■ STATED EXERCISE ■
Go to the line containing "Type out the text in this image." below; retype it and all following lines exactly, and leave out the pictures.

■ ■ ■ ■

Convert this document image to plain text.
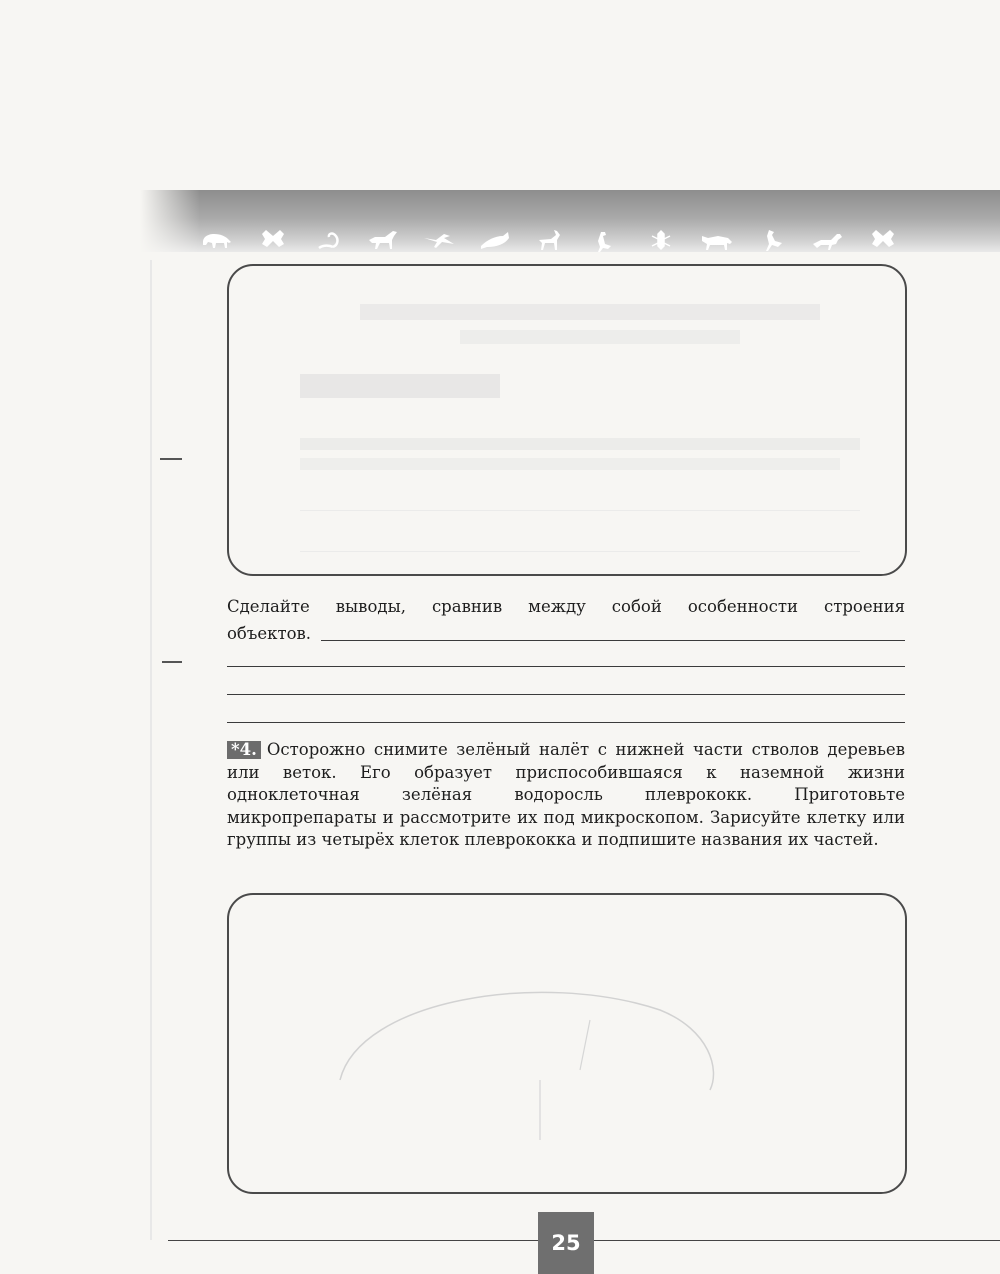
Сделайте выводы, сравнив между собой особенности строения
объектов.
*4. Осторожно снимите зелёный налёт с нижней части стволов деревьев или веток. Его образует приспособившаяся к наземной жизни одноклеточная зелёная водоросль плеврококк. Приготовьте микропрепараты и рассмотрите их под микроскопом. Зарисуйте клетку или группы из четырёх клеток плеврококка и подпишите названия их частей.
25
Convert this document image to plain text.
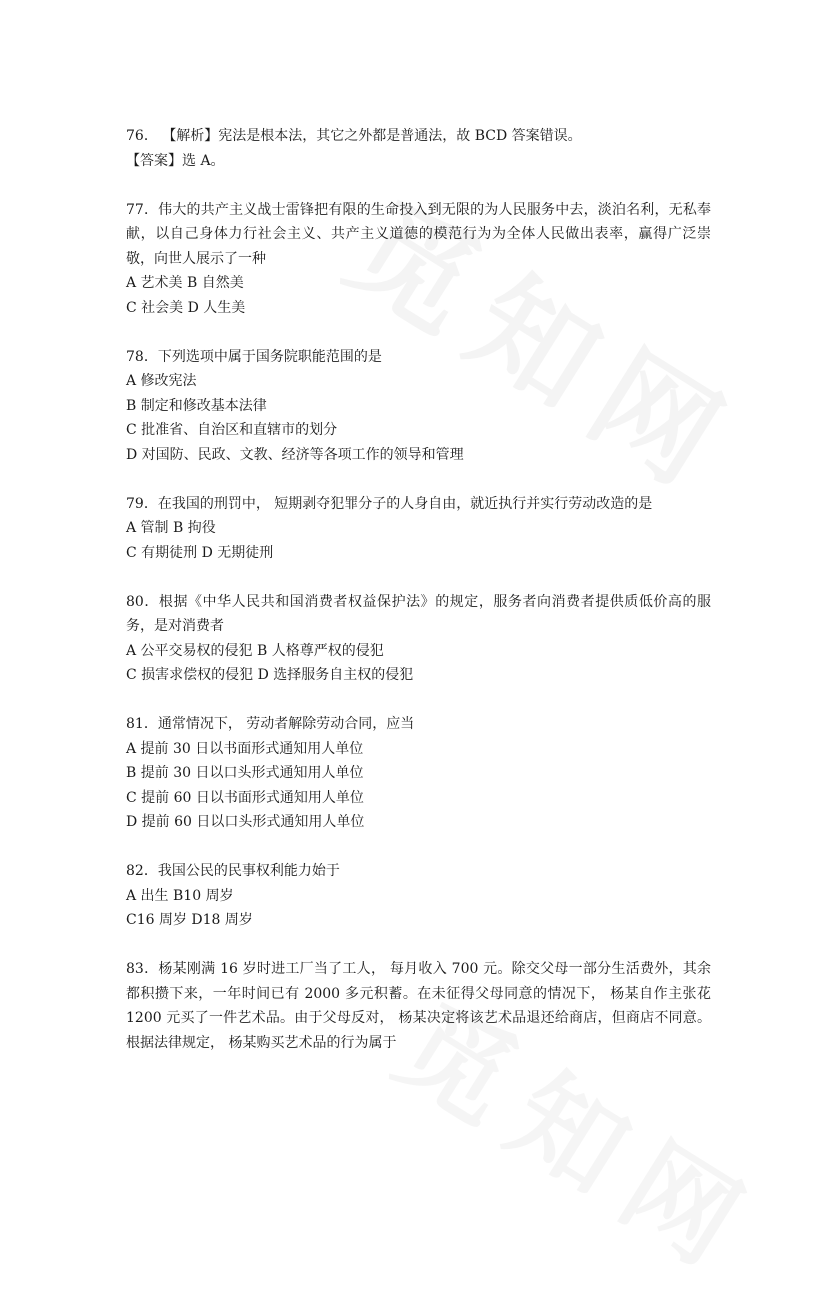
76． 【解析】宪法是根本法，其它之外都是普通法，故 BCD 答案错误。
【答案】选 A。
77．伟大的共产主义战士雷锋把有限的生命投入到无限的为人民服务中去，淡泊名利，无私奉献，以自己身体力行社会主义、共产主义道德的模范行为为全体人民做出表率，赢得广泛崇敬，向世人展示了一种
A 艺术美 B 自然美
C 社会美 D 人生美
78．下列选项中属于国务院职能范围的是
A 修改宪法
B 制定和修改基本法律
C 批准省、自治区和直辖市的划分
D 对国防、民政、文教、经济等各项工作的领导和管理
79．在我国的刑罚中， 短期剥夺犯罪分子的人身自由，就近执行并实行劳动改造的是
A 管制 B 拘役
C 有期徒刑 D 无期徒刑
80．根据《中华人民共和国消费者权益保护法》的规定，服务者向消费者提供质低价高的服务，是对消费者
A 公平交易权的侵犯 B 人格尊严权的侵犯
C 损害求偿权的侵犯 D 选择服务自主权的侵犯
81．通常情况下， 劳动者解除劳动合同，应当
A 提前 30 日以书面形式通知用人单位
B 提前 30 日以口头形式通知用人单位
C 提前 60 日以书面形式通知用人单位
D 提前 60 日以口头形式通知用人单位
82．我国公民的民事权利能力始于
A 出生 B10 周岁
C16 周岁 D18 周岁
83．杨某刚满 16 岁时进工厂当了工人， 每月收入 700 元。除交父母一部分生活费外，其余都积攒下来，一年时间已有 2000 多元积蓄。在未征得父母同意的情况下， 杨某自作主张花 1200 元买了一件艺术品。由于父母反对， 杨某决定将该艺术品退还给商店，但商店不同意。根据法律规定， 杨某购买艺术品的行为属于
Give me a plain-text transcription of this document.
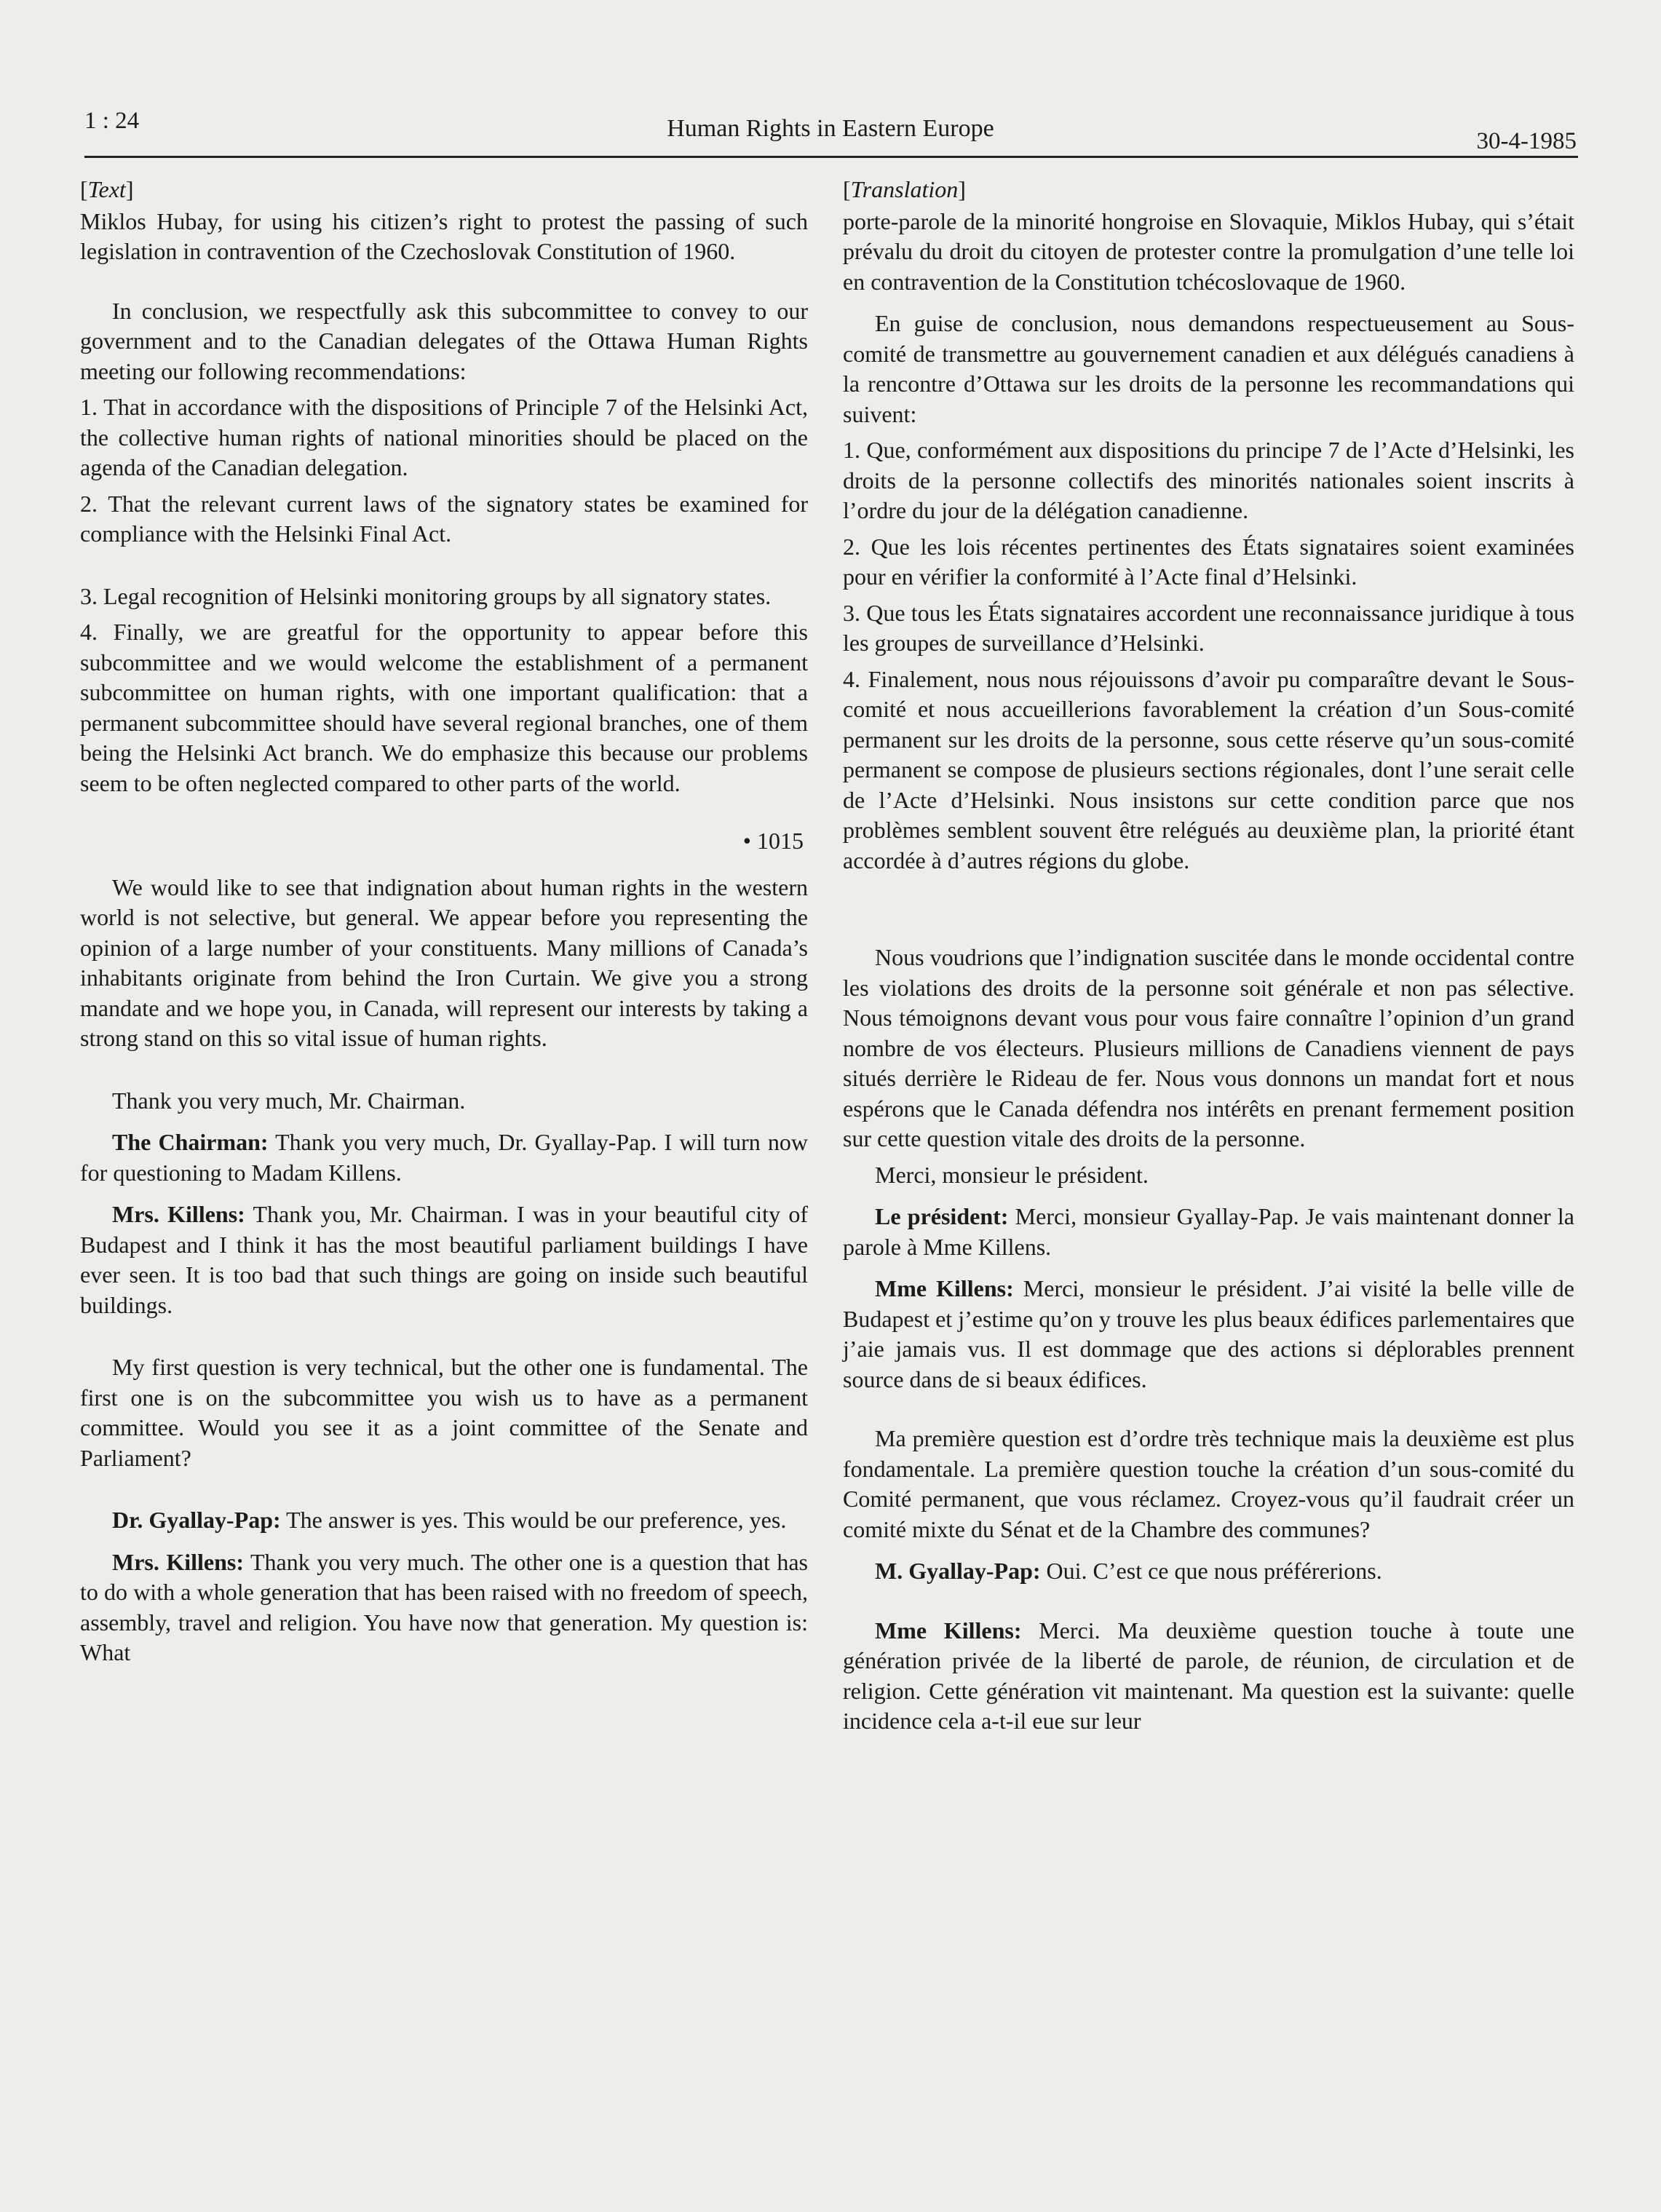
1 : 24	Human Rights in Eastern Europe	30-4-1985
[Text]

Miklos Hubay, for using his citizen’s right to protest the passing of such legislation in contravention of the Czechoslovak Constitution of 1960.

In conclusion, we respectfully ask this subcommittee to convey to our government and to the Canadian delegates of the Ottawa Human Rights meeting our following recommendations:

1. That in accordance with the dispositions of Principle 7 of the Helsinki Act, the collective human rights of national minorities should be placed on the agenda of the Canadian delegation.

2. That the relevant current laws of the signatory states be examined for compliance with the Helsinki Final Act.

3. Legal recognition of Helsinki monitoring groups by all signatory states.

4. Finally, we are greatful for the opportunity to appear before this subcommittee and we would welcome the establishment of a permanent subcommittee on human rights, with one important qualification: that a permanent subcommittee should have several regional branches, one of them being the Helsinki Act branch. We do emphasize this because our problems seem to be often neglected compared to other parts of the world.

• 1015

We would like to see that indignation about human rights in the western world is not selective, but general. We appear before you representing the opinion of a large number of your constituents. Many millions of Canada’s inhabitants originate from behind the Iron Curtain. We give you a strong mandate and we hope you, in Canada, will represent our interests by taking a strong stand on this so vital issue of human rights.

Thank you very much, Mr. Chairman.

The Chairman: Thank you very much, Dr. Gyallay-Pap. I will turn now for questioning to Madam Killens.

Mrs. Killens: Thank you, Mr. Chairman. I was in your beautiful city of Budapest and I think it has the most beautiful parliament buildings I have ever seen. It is too bad that such things are going on inside such beautiful buildings.

My first question is very technical, but the other one is fundamental. The first one is on the subcommittee you wish us to have as a permanent committee. Would you see it as a joint committee of the Senate and Parliament?

Dr. Gyallay-Pap: The answer is yes. This would be our preference, yes.

Mrs. Killens: Thank you very much. The other one is a question that has to do with a whole generation that has been raised with no freedom of speech, assembly, travel and religion. You have now that generation. My question is: What

[Translation]

porte-parole de la minorité hongroise en Slovaquie, Miklos Hubay, qui s’était prévalu du droit du citoyen de protester contre la promulgation d’une telle loi en contravention de la Constitution tchécoslovaque de 1960.

En guise de conclusion, nous demandons respectueusement au Sous-comité de transmettre au gouvernement canadien et aux délégués canadiens à la rencontre d’Ottawa sur les droits de la personne les recommandations qui suivent:

1. Que, conformément aux dispositions du principe 7 de l’Acte d’Helsinki, les droits de la personne collectifs des minorités nationales soient inscrits à l’ordre du jour de la délégation canadienne.

2. Que les lois récentes pertinentes des États signataires soient examinées pour en vérifier la conformité à l’Acte final d’Helsinki.

3. Que tous les États signataires accordent une reconnaissance juridique à tous les groupes de surveillance d’Helsinki.

4. Finalement, nous nous réjouissons d’avoir pu comparaître devant le Sous-comité et nous accueillerions favorablement la création d’un Sous-comité permanent sur les droits de la personne, sous cette réserve qu’un sous-comité permanent se compose de plusieurs sections régionales, dont l’une serait celle de l’Acte d’Helsinki. Nous insistons sur cette condition parce que nos problèmes semblent souvent être relégués au deuxième plan, la priorité étant accordée à d’autres régions du globe.

Nous voudrions que l’indignation suscitée dans le monde occidental contre les violations des droits de la personne soit générale et non pas sélective. Nous témoignons devant vous pour vous faire connaître l’opinion d’un grand nombre de vos électeurs. Plusieurs millions de Canadiens viennent de pays situés derrière le Rideau de fer. Nous vous donnons un mandat fort et nous espérons que le Canada défendra nos intérêts en prenant fermement position sur cette question vitale des droits de la personne.

Merci, monsieur le président.

Le président: Merci, monsieur Gyallay-Pap. Je vais maintenant donner la parole à Mme Killens.

Mme Killens: Merci, monsieur le président. J’ai visité la belle ville de Budapest et j’estime qu’on y trouve les plus beaux édifices parlementaires que j’aie jamais vus. Il est dommage que des actions si déplorables prennent source dans de si beaux édifices.

Ma première question est d’ordre très technique mais la deuxième est plus fondamentale. La première question touche la création d’un sous-comité du Comité permanent, que vous réclamez. Croyez-vous qu’il faudrait créer un comité mixte du Sénat et de la Chambre des communes?

M. Gyallay-Pap: Oui. C’est ce que nous préférerions.

Mme Killens: Merci. Ma deuxième question touche à toute une génération privée de la liberté de parole, de réunion, de circulation et de religion. Cette génération vit maintenant. Ma question est la suivante: quelle incidence cela a-t-il eue sur leur
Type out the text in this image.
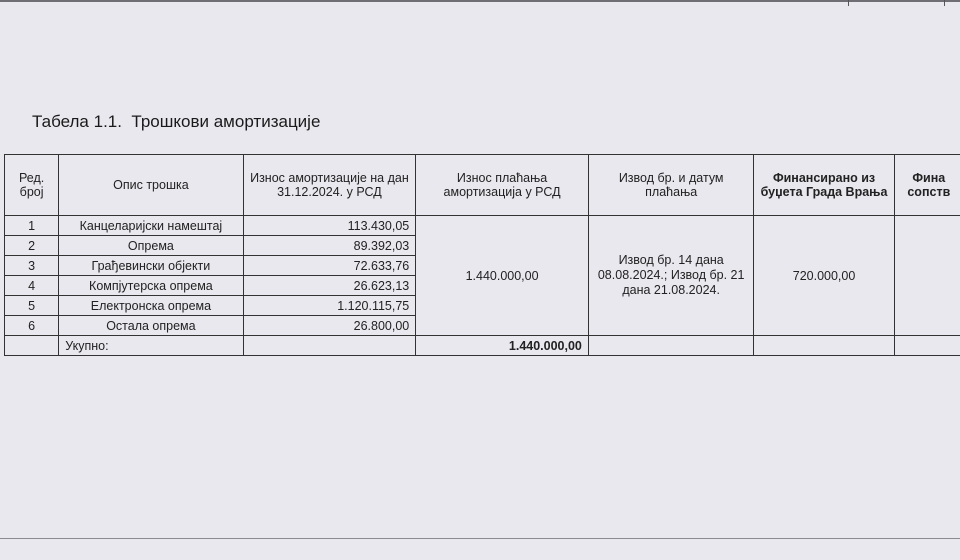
Табела 1.1. Трошкови амортизације
Ред. број	Опис трошка	Износ амортизације на дан 31.12.2024. у РСД	Износ плаћања амортизација у РСД	Извод бр. и датум плаћања	Финансирано из буџета Града Врања	Фина сопств
1	Канцеларијски намештај	113.430,05	1.440.000,00	Извод бр. 14 дана 08.08.2024.; Извод бр. 21 дана 21.08.2024.	720.000,00	
2	Опрема	89.392,03				
3	Грађевински објекти	72.633,76				
4	Компјутерска опрема	26.623,13				
5	Електронска опрема	1.120.115,75				
6	Остала опрема	26.800,00				
	Укупно:		1.440.000,00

■ ■ ■ ■

■ SOLUTION FOR THIS PROBLEM ■
Type out the text in this image.
Табела 1.1. Трошкови амортизације
Ред. број	Опис трошка	Износ амортизације на дан 31.12.2024. у РСД	Износ плаћања амортизација у РСД	Извод бр. и датум плаћања	Финансирано из буџета Града Врања	Фина сопств
1	Канцеларијски намештај	113.430,05	1.440.000,00	Извод бр. 14 дана 08.08.2024.; Извод бр. 21 дана 21.08.2024.	720.000,00	
2	Опрема	89.392,03				
3	Грађевински објекти	72.633,76				
4	Компјутерска опрема	26.623,13				
5	Електронска опрема	1.120.115,75				
6	Остала опрема	26.800,00				
	Укупно:		1.440.000,00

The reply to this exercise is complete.